--- BEGIN ---
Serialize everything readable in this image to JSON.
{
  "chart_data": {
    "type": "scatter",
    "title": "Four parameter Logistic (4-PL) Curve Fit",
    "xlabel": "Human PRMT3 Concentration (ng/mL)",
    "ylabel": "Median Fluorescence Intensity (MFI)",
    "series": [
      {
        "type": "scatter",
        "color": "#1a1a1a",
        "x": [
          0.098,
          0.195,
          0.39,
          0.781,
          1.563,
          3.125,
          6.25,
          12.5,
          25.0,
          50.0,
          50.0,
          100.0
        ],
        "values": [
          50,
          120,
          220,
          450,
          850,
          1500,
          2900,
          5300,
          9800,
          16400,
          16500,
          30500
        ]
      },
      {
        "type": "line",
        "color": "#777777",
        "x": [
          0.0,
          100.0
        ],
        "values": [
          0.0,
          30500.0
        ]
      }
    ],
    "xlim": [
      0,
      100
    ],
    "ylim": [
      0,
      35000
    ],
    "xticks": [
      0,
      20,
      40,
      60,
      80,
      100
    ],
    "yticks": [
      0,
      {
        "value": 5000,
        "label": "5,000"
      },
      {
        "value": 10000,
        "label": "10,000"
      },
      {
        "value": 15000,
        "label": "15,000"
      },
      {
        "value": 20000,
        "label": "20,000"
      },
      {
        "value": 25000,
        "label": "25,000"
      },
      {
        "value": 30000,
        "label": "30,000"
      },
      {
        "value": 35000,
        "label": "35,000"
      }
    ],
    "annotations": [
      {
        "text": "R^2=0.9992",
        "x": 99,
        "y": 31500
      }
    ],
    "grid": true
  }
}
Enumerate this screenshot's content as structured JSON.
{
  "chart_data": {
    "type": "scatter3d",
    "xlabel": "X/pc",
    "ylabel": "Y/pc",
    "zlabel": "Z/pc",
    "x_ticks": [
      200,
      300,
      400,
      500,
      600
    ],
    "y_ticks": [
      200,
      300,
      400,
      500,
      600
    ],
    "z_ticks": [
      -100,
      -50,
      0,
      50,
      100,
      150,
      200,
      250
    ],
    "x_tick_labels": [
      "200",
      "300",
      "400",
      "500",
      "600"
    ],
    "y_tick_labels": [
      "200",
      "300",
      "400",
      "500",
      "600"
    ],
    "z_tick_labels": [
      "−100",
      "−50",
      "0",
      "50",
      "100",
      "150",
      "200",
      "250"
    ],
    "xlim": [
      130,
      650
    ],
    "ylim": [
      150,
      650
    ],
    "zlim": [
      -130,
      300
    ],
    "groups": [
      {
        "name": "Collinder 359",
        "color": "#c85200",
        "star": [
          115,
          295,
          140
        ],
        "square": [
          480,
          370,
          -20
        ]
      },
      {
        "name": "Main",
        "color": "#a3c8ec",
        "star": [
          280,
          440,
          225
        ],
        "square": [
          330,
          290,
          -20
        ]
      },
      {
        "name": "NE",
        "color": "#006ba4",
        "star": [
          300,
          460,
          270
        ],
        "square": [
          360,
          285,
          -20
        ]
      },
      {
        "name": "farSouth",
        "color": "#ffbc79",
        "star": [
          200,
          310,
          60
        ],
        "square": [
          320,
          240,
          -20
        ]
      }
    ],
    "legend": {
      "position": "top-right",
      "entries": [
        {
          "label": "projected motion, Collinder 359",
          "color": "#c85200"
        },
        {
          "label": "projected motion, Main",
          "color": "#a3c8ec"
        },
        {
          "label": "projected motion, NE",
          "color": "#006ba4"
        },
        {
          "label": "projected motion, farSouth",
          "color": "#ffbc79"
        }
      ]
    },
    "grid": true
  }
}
--- END ---
All records above must be set down exactly, please.

COMPLETED TASK →
Serialize everything readable in this image to JSON.
{
  "chart_data": {
    "type": "scatter",
    "title": "Four parameter Logistic (4-PL) Curve Fit",
    "xlabel": "Human PRMT3 Concentration (ng/mL)",
    "ylabel": "Median Fluorescence Intensity (MFI)",
    "series": [
      {
        "type": "scatter",
        "color": "#1a1a1a",
        "x": [
          0.098,
          0.195,
          0.39,
          0.781,
          1.563,
          3.125,
          6.25,
          12.5,
          25.0,
          50.0,
          50.0,
          100.0
        ],
        "values": [
          50,
          120,
          220,
          450,
          850,
          1500,
          2900,
          5300,
          9800,
          16400,
          16500,
          30500
        ]
      },
      {
        "type": "line",
        "color": "#777777",
        "x": [
          0.0,
          100.0
        ],
        "values": [
          0.0,
          30500.0
        ]
      }
    ],
    "xlim": [
      0,
      100
    ],
    "ylim": [
      0,
      35000
    ],
    "xticks": [
      0,
      20,
      40,
      60,
      80,
      100
    ],
    "yticks": [
      0,
      {
        "value": 5000,
        "label": "5,000"
      },
      {
        "value": 10000,
        "label": "10,000"
      },
      {
        "value": 15000,
        "label": "15,000"
      },
      {
        "value": 20000,
        "label": "20,000"
      },
      {
        "value": 25000,
        "label": "25,000"
      },
      {
        "value": 30000,
        "label": "30,000"
      },
      {
        "value": 35000,
        "label": "35,000"
      }
    ],
    "annotations": [
      {
        "text": "R^2=0.9992",
        "x": 99,
        "y": 31500
      }
    ],
    "grid": true
  }
}
Enumerate this screenshot's content as structured JSON.
{
  "chart_data": {
    "type": "scatter3d",
    "xlabel": "X/pc",
    "ylabel": "Y/pc",
    "zlabel": "Z/pc",
    "x_ticks": [
      200,
      300,
      400,
      500,
      600
    ],
    "y_ticks": [
      200,
      300,
      400,
      500,
      600
    ],
    "z_ticks": [
      -100,
      -50,
      0,
      50,
      100,
      150,
      200,
      250
    ],
    "x_tick_labels": [
      "200",
      "300",
      "400",
      "500",
      "600"
    ],
    "y_tick_labels": [
      "200",
      "300",
      "400",
      "500",
      "600"
    ],
    "z_tick_labels": [
      "−100",
      "−50",
      "0",
      "50",
      "100",
      "150",
      "200",
      "250"
    ],
    "xlim": [
      130,
      650
    ],
    "ylim": [
      150,
      650
    ],
    "zlim": [
      -130,
      300
    ],
    "groups": [
      {
        "name": "Collinder 359",
        "color": "#c85200",
        "star": [
          115,
          295,
          140
        ],
        "square": [
          480,
          370,
          -20
        ]
      },
      {
        "name": "Main",
        "color": "#a3c8ec",
        "star": [
          280,
          440,
          225
        ],
        "square": [
          330,
          290,
          -20
        ]
      },
      {
        "name": "NE",
        "color": "#006ba4",
        "star": [
          300,
          460,
          270
        ],
        "square": [
          360,
          285,
          -20
        ]
      },
      {
        "name": "farSouth",
        "color": "#ffbc79",
        "star": [
          200,
          310,
          60
        ],
        "square": [
          320,
          240,
          -20
        ]
      }
    ],
    "legend": {
      "position": "top-right",
      "entries": [
        {
          "label": "projected motion, Collinder 359",
          "color": "#c85200"
        },
        {
          "label": "projected motion, Main",
          "color": "#a3c8ec"
        },
        {
          "label": "projected motion, NE",
          "color": "#006ba4"
        },
        {
          "label": "projected motion, farSouth",
          "color": "#ffbc79"
        }
      ]
    },
    "grid": true
  }
}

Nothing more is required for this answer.